【取材】TV実話ドラマ『ディロン』飼い主と16頭のゴルの物語-太田恵里「ゴルの魅力VSラブの引力」
セラピードッグとして活躍するゴールデンのディロンの実話が綴られている『ディロン~運命の犬』(井之上こみち著/幻冬舎文庫/2006年5月初版)は、2006年に書籍名と同じタイトルでNHKでドラマ化されました。今回は、ディロンをきっかけに全部で16頭のゴールデンと暮らしてきた太田恵里さんに、現在一緒に暮らしている3頭のゴールデンのエピソードを中心に、ゴル愛を熱く語っていただきます!
16頭の“ゴルまみれ”ライフ
テレビドラマ化された実話『ディロン~運命の犬』のモデルになった太田恵里さんは、結婚してから2022年10月まで、21頭の犬と3匹の猫と暮らしてきました。
「そのうち、16頭がゴールデンです。ディロンも含めて10頭が、セラピー犬として活動。
現在一緒に暮らしているバディは、司法の場で子どもを支える“付添犬”もしています」
そう話す恵里さんのもとには、なぜか自然とゴールデンが集まってきたそうです。

恵里さんが“しのぶ”と初めて出会った日の思い出の1枚
「ドラマにディロン役で出演したゴールデンも、その後10歳を過ぎてからうちの子になりました。
ドラマ続編『運命の犬ふたたび』でサリー役を務めた白っぽいゴールデンは、映画『犬と私の10の約束』のソックス役も演じて、本名はしのぶといいます。
ちなみに、ソックスの子犬時代の役をする予定で実際に“ソックス”と名づけられた子は、結局映画には出なかったんですが、ご縁があって我が家にやってきました。
++++++
» **出題内容 1**:
抜粋テキストによると、映画『犬と私の10の約束』でソックス役を演じたゴールデンの本名は何ですか？
» **出題内容 2**:
抜粋テキストの内容を2文で要約してください。
資料は本文とは別個のものです。

» **データ**:
++++++
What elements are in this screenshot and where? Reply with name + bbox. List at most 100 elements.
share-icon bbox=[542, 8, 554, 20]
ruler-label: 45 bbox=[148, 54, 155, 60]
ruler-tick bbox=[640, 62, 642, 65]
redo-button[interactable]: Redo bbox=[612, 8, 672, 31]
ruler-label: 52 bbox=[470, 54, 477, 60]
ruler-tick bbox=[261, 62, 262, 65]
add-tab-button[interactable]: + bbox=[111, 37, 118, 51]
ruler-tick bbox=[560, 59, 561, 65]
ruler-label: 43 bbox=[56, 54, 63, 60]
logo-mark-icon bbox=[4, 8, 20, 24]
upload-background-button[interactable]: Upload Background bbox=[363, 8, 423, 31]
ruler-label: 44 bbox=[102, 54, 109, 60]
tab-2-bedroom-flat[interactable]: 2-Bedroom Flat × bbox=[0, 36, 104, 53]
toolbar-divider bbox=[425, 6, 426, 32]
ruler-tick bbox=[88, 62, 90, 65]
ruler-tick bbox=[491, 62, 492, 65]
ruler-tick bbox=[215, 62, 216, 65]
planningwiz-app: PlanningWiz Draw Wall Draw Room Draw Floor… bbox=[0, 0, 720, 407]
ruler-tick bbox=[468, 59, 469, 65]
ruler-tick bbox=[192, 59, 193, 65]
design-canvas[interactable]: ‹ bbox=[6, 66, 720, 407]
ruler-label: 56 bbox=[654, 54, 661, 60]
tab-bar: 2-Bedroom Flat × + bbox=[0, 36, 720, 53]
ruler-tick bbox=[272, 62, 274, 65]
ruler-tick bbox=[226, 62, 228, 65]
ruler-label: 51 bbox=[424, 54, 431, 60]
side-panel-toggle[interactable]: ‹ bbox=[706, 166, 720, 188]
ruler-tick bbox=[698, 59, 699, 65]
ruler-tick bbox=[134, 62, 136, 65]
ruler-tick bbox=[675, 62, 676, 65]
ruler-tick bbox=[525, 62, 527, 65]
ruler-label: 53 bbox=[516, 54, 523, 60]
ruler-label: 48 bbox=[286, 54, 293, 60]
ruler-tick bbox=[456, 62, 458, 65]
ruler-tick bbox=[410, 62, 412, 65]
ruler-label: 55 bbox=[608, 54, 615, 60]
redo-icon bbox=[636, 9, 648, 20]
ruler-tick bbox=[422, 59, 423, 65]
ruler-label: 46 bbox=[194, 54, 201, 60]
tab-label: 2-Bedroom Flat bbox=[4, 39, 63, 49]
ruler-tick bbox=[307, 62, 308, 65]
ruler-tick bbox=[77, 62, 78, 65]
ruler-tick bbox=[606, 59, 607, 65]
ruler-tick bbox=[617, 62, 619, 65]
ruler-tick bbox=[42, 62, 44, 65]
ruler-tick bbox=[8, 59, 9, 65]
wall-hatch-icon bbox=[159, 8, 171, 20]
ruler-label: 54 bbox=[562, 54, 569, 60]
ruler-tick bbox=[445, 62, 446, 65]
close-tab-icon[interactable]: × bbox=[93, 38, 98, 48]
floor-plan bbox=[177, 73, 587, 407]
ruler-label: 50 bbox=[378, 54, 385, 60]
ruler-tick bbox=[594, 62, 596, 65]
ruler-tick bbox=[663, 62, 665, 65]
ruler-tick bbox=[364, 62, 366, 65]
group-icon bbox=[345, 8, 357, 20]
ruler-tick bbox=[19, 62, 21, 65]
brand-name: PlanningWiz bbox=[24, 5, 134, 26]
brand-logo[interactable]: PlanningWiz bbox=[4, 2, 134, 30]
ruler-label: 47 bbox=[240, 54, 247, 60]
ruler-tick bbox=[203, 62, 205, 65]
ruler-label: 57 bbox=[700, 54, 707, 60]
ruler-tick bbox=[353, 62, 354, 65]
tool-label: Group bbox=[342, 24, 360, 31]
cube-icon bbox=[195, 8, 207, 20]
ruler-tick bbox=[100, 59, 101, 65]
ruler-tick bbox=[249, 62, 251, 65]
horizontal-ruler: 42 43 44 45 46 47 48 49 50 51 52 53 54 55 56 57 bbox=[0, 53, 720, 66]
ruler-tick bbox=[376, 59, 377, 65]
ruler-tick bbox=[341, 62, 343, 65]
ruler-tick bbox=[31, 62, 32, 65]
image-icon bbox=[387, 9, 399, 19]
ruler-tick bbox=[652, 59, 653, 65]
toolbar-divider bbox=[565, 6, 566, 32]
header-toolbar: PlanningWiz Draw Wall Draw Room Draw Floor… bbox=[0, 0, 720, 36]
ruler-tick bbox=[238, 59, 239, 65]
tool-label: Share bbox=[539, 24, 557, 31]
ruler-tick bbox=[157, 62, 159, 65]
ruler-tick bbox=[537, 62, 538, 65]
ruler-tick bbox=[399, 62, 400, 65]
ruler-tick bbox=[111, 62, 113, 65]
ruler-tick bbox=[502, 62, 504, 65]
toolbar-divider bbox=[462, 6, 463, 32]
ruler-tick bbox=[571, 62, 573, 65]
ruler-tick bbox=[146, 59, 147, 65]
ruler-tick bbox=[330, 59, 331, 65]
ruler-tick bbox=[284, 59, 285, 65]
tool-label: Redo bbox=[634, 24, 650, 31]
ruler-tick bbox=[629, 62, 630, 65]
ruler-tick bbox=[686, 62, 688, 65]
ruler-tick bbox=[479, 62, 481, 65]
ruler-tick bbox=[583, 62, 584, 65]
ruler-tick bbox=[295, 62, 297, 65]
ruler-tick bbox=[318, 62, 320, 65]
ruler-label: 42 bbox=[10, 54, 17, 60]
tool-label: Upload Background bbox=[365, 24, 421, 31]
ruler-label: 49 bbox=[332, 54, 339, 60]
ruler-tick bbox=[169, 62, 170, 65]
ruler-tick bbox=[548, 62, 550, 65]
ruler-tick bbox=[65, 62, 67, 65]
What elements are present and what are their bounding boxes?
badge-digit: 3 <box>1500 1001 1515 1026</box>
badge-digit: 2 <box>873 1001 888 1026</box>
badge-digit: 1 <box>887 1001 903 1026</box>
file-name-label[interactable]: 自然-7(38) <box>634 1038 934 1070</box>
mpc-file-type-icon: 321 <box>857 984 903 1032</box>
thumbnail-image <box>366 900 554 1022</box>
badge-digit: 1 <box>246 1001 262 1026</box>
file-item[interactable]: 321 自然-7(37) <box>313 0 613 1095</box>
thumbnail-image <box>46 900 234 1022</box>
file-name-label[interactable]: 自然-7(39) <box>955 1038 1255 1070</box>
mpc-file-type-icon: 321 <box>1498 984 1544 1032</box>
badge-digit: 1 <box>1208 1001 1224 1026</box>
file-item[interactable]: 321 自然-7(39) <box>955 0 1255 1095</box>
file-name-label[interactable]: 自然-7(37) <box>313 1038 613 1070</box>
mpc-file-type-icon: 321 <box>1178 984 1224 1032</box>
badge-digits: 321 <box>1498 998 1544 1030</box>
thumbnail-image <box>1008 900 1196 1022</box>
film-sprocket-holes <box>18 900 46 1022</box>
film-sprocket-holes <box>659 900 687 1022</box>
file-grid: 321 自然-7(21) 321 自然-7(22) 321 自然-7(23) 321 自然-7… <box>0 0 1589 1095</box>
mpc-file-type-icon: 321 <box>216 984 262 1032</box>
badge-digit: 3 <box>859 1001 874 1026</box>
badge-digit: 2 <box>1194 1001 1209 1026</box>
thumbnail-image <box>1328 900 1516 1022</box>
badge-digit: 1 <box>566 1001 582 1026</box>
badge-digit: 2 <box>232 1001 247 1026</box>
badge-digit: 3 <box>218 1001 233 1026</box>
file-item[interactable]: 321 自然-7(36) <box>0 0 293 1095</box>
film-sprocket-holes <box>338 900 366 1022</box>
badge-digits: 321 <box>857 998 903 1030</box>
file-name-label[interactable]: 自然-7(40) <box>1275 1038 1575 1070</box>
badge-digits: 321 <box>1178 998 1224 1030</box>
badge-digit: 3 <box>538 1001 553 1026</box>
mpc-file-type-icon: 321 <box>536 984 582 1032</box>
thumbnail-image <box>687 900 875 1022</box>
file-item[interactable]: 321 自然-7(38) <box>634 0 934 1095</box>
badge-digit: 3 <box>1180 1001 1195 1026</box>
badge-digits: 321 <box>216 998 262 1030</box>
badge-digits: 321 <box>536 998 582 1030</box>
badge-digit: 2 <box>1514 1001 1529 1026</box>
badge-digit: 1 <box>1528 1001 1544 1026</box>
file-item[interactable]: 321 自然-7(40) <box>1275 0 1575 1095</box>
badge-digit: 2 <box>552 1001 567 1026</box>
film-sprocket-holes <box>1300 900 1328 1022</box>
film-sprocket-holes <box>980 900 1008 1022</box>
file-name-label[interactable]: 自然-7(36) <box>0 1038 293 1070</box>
++++++
» **最終解答 1**:
しのぶです。

» **最終解答 2**:
実話ドラマ『ディロン~運命の犬』のモデルとなった太田恵里さんは、結婚してから2022年10月までに21頭の犬と3匹の猫と暮らしてきました。そのうち16頭がゴールデンで、ディロンを含む10頭がセラピー犬として活動したほか、ドラマでディロン役を演じたゴールデンも10歳を過ぎてから家族になりました。